## What is expected
Your task is to copy each line that has the word "support".

## Records provided
##########

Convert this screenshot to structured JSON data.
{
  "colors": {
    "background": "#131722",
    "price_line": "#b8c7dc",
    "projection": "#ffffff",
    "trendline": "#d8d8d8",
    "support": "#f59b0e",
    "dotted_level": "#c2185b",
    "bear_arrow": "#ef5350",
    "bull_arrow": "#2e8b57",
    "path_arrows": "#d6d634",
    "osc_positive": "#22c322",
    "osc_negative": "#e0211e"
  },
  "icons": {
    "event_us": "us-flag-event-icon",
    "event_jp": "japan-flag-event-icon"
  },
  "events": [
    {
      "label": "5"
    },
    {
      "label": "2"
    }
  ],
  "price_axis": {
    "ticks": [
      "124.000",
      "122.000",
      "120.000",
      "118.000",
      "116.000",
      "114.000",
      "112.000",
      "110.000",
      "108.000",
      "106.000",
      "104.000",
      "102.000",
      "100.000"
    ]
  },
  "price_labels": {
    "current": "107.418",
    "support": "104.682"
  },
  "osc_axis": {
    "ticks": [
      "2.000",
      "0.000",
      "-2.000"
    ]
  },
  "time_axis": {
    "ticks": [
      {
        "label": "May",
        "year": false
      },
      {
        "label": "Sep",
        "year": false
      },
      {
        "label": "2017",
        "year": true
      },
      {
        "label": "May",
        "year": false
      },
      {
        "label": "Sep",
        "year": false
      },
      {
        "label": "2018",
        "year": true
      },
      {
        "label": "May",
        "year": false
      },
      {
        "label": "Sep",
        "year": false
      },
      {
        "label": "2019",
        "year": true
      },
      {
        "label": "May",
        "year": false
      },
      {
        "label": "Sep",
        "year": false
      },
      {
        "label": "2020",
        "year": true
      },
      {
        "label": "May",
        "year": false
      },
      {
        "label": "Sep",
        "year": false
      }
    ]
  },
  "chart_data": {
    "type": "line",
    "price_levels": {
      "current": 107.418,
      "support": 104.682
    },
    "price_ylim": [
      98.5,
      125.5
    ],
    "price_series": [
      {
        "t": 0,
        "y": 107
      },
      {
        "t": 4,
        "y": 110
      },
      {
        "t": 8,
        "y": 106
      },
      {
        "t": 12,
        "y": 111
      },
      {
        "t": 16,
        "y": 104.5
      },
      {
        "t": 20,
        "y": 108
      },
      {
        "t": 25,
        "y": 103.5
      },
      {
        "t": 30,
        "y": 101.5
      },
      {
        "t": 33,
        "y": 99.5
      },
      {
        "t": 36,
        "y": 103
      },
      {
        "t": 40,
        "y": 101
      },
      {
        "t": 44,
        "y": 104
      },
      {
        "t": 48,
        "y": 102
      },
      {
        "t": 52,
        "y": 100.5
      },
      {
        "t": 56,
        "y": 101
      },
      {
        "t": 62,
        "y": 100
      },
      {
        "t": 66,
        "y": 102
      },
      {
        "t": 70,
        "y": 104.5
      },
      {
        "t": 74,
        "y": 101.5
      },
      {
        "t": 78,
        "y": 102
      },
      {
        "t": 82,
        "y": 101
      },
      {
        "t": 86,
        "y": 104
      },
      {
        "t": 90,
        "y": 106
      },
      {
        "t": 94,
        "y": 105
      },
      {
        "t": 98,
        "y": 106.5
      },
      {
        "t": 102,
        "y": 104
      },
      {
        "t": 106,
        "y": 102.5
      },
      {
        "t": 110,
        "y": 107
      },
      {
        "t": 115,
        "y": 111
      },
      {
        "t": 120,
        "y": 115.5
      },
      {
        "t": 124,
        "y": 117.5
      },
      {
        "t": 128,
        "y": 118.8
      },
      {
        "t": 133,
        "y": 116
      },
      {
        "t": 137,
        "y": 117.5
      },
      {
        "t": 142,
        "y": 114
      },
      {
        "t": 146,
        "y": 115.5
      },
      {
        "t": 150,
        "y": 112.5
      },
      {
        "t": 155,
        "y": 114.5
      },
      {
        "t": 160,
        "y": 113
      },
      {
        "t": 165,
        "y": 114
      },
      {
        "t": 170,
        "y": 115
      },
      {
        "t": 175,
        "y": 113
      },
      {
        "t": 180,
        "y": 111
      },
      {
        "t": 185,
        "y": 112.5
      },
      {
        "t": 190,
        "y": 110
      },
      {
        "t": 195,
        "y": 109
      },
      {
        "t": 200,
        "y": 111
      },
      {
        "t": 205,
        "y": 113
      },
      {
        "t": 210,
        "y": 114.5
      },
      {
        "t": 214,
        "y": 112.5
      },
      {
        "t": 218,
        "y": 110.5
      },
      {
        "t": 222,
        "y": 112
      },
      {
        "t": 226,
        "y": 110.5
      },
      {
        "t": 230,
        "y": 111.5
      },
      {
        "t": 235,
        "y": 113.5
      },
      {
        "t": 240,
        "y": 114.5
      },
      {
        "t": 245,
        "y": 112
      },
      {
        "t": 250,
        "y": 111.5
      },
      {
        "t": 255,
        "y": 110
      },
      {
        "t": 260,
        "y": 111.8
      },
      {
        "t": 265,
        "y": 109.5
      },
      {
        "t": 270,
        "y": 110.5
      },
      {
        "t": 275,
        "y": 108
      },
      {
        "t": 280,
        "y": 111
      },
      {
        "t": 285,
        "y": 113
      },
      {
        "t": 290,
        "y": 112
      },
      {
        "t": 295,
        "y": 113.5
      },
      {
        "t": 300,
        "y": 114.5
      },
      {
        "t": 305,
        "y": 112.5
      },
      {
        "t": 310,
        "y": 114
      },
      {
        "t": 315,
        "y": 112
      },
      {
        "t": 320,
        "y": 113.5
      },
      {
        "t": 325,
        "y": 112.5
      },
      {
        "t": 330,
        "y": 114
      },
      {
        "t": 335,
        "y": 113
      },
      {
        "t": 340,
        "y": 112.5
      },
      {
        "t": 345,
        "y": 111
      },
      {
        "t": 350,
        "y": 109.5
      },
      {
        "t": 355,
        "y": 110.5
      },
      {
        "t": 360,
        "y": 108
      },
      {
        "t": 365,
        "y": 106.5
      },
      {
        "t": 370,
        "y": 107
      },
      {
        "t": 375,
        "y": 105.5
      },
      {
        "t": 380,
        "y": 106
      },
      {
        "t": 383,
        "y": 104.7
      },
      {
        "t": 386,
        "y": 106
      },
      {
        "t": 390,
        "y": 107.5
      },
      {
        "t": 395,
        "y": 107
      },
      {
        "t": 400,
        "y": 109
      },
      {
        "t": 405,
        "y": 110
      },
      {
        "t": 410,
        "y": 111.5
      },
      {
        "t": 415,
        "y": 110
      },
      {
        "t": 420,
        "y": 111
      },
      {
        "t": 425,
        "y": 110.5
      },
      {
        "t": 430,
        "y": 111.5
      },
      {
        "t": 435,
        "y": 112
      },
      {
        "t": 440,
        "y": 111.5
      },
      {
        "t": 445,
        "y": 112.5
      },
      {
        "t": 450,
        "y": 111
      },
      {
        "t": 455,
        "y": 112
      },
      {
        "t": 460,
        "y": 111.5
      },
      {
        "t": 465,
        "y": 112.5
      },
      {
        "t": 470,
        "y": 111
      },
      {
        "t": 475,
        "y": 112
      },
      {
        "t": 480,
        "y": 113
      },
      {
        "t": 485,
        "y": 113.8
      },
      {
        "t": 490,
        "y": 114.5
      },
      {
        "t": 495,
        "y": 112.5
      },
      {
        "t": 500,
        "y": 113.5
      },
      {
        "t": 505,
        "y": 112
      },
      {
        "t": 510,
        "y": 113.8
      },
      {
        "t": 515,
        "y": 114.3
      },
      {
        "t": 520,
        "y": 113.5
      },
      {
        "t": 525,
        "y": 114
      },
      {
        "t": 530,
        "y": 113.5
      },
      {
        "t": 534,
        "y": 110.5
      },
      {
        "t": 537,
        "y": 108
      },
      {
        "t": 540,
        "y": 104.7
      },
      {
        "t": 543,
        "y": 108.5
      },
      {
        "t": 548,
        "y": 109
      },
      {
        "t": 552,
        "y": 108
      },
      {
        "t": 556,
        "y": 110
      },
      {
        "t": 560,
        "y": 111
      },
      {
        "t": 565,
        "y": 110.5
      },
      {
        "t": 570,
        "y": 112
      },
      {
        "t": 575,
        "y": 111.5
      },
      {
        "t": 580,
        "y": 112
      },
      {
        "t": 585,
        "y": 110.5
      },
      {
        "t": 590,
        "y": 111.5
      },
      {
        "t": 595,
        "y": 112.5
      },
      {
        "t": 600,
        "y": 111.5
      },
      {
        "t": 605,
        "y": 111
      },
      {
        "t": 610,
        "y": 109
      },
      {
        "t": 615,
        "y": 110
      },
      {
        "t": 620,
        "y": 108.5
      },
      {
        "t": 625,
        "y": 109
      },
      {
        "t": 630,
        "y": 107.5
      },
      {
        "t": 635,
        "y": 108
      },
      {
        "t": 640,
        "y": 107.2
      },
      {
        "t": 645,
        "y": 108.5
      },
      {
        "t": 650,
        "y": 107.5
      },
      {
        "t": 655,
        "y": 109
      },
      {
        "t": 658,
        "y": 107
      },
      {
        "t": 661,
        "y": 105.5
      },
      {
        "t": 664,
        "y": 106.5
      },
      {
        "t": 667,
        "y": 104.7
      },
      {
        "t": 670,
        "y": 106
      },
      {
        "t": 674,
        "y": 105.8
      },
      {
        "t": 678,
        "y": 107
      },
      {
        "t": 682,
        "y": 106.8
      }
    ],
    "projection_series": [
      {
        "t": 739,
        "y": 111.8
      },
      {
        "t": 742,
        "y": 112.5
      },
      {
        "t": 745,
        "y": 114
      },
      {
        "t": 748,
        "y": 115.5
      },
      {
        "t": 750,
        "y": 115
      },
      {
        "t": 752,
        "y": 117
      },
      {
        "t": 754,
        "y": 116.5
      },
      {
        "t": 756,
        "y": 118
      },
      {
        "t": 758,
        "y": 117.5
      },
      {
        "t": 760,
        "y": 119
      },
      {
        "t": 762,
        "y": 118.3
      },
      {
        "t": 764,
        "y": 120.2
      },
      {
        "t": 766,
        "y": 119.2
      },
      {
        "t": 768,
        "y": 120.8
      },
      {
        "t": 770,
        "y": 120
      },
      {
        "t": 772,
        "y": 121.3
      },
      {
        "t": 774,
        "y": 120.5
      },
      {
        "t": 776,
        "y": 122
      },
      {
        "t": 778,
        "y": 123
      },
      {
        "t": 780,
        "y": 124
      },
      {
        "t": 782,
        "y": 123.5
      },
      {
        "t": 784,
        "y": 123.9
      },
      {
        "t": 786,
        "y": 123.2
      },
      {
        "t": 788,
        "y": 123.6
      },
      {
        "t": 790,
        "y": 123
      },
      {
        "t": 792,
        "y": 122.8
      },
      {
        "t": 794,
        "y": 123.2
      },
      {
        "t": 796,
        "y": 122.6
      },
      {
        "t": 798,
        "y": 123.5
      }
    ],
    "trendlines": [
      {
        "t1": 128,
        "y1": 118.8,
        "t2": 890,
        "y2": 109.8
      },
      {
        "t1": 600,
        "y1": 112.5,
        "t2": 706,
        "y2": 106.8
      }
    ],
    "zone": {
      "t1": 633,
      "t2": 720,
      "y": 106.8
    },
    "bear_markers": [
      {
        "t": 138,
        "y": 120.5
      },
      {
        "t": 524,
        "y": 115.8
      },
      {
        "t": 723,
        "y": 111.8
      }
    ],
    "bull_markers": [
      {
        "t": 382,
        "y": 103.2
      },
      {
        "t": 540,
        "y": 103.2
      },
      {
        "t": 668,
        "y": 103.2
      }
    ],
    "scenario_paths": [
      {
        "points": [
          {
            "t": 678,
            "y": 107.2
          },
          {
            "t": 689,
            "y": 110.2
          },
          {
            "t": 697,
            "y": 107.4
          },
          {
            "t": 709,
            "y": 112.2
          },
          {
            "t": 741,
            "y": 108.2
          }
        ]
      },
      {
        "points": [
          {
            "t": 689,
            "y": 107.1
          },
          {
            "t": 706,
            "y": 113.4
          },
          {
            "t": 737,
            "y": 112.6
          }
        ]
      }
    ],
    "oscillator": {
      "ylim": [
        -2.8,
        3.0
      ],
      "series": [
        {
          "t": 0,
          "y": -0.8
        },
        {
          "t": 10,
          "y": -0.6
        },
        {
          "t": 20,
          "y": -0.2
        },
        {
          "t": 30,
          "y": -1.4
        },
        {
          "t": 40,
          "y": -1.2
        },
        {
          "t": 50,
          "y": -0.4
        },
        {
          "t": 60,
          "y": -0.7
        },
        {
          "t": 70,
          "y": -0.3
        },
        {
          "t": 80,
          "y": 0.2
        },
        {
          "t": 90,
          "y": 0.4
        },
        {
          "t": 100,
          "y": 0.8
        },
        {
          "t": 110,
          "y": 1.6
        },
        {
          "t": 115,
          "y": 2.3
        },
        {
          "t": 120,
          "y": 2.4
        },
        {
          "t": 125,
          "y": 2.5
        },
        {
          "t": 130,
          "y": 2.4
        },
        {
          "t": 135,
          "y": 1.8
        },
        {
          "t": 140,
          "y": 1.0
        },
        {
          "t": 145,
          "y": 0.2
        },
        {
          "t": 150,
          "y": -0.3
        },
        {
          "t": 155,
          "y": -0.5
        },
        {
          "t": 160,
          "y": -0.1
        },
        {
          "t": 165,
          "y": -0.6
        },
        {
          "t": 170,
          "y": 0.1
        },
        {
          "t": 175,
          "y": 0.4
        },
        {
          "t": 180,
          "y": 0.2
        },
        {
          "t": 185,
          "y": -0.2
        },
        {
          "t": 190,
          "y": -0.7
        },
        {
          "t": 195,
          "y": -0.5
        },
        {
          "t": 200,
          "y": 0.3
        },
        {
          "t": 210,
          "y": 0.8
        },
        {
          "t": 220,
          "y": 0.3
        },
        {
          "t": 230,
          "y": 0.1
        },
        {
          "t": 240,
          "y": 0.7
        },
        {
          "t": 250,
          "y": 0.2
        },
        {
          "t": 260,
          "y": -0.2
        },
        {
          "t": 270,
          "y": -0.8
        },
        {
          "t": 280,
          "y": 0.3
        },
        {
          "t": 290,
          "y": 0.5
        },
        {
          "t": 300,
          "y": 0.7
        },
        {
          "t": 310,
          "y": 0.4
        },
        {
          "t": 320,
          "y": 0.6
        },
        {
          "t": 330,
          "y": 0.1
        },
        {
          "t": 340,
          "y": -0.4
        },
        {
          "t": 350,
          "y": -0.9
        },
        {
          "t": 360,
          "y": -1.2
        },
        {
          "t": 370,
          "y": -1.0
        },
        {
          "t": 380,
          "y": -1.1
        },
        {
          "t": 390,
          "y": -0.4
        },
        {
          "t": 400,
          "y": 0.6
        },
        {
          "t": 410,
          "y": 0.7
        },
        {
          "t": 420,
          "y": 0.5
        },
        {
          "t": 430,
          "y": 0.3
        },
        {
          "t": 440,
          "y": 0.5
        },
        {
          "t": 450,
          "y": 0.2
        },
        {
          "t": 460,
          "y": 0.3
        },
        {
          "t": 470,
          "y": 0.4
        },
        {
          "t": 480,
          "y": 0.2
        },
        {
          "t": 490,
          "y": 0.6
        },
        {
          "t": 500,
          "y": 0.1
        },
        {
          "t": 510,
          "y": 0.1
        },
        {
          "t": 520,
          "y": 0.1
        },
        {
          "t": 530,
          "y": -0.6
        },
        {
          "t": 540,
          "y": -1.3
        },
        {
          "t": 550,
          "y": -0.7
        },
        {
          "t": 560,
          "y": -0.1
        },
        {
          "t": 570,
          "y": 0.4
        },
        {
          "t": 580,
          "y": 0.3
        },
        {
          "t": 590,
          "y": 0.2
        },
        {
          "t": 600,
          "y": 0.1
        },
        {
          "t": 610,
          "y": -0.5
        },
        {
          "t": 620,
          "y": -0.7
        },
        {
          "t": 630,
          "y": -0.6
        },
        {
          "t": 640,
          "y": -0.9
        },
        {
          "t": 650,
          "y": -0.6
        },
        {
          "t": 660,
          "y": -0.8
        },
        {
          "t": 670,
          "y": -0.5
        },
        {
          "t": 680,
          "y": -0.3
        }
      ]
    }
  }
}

##########

## Task response
    "support": "#f59b0e",
    "support": "104.682"
      "support": 104.682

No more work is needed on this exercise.